#### Dataset content:

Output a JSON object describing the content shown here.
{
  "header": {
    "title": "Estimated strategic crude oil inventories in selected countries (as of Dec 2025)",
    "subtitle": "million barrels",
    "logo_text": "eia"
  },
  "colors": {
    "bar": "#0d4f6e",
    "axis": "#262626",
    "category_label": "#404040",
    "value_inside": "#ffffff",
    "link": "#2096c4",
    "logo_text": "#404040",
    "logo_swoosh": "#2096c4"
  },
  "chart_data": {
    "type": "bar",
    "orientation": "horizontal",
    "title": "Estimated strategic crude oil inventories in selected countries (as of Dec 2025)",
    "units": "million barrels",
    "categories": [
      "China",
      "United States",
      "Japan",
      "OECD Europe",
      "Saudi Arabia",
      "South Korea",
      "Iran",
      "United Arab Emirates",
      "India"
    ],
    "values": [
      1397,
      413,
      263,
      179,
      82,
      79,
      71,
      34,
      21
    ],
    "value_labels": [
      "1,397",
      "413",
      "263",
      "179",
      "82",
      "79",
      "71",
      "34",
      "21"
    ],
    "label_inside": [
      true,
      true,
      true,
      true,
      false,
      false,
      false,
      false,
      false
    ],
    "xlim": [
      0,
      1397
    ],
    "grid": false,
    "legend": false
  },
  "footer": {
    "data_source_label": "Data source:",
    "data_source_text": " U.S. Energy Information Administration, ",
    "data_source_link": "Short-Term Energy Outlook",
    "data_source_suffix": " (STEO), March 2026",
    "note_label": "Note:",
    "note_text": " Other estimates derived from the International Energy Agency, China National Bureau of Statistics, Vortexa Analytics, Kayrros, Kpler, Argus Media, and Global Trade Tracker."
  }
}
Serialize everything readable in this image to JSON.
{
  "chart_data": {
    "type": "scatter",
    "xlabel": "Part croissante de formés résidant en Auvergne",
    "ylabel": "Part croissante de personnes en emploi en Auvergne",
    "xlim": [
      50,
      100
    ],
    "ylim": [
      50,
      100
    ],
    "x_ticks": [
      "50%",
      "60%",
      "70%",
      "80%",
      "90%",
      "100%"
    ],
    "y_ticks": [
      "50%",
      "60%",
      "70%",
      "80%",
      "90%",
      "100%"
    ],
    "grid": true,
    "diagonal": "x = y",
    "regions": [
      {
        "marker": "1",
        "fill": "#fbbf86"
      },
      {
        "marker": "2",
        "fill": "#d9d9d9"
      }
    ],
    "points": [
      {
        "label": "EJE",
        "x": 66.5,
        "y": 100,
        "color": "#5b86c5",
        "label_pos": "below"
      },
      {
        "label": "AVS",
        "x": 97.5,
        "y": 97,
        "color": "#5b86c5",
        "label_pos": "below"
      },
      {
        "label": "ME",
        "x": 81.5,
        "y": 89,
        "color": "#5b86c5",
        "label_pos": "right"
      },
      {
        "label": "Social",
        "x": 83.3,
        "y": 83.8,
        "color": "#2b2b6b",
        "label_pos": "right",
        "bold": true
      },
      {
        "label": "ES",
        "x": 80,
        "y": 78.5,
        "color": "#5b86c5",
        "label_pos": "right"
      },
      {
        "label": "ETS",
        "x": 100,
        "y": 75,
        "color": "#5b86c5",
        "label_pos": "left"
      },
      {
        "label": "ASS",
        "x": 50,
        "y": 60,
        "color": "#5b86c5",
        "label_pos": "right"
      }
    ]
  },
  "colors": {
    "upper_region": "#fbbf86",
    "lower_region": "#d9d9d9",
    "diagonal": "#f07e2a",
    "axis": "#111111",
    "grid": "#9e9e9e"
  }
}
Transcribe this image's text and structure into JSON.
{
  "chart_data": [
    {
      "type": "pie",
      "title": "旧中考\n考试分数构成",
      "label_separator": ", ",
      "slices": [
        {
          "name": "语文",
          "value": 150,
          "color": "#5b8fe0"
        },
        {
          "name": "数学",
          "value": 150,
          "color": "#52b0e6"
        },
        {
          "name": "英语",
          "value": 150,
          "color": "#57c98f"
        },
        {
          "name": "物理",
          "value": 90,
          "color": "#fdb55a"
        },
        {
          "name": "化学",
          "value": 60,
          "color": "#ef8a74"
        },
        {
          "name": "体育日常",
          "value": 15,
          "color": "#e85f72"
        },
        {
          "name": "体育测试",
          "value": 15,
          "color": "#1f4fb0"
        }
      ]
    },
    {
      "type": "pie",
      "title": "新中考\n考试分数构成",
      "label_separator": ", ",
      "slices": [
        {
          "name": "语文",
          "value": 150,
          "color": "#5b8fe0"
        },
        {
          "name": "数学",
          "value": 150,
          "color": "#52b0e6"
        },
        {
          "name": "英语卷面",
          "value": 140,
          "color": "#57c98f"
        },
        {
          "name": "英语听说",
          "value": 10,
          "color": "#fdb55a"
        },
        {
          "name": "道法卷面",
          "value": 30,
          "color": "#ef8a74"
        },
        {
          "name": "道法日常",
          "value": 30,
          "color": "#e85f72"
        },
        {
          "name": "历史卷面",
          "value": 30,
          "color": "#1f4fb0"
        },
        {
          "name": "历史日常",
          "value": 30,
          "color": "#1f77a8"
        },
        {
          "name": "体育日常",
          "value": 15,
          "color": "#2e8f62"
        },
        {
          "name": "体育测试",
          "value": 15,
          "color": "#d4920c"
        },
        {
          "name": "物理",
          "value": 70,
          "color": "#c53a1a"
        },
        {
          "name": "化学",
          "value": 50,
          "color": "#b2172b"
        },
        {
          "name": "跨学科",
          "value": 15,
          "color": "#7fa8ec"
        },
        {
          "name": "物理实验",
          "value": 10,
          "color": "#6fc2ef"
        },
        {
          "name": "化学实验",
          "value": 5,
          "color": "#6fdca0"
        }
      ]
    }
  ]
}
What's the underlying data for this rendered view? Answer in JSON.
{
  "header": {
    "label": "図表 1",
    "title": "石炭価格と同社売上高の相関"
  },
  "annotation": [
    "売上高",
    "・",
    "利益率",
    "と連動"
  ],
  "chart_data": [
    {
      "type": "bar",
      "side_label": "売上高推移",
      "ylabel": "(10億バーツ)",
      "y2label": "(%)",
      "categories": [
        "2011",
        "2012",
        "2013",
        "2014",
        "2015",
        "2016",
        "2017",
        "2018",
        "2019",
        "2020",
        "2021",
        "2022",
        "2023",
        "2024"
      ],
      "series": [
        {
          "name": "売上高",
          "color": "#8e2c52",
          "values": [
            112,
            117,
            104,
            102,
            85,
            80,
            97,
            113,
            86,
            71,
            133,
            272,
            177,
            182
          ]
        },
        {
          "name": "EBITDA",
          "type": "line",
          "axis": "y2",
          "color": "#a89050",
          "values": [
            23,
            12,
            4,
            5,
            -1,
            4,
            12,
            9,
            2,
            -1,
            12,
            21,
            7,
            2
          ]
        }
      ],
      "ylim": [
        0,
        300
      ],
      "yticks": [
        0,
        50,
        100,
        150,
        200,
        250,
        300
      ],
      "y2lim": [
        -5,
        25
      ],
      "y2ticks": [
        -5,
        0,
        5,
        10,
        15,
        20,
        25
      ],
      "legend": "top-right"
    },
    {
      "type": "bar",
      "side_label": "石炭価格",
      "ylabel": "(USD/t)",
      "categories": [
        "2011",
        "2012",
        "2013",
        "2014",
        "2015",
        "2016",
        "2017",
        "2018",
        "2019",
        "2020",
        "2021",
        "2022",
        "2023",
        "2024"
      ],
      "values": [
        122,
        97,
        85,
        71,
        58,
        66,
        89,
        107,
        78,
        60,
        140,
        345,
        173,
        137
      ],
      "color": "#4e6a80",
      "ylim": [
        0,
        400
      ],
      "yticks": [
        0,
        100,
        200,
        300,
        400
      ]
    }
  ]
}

#### Requirements:
Gather up the lines containing the word "United" from these records and copy them.

#### Answer to the problem:
      "United States",
      "United Arab Emirates",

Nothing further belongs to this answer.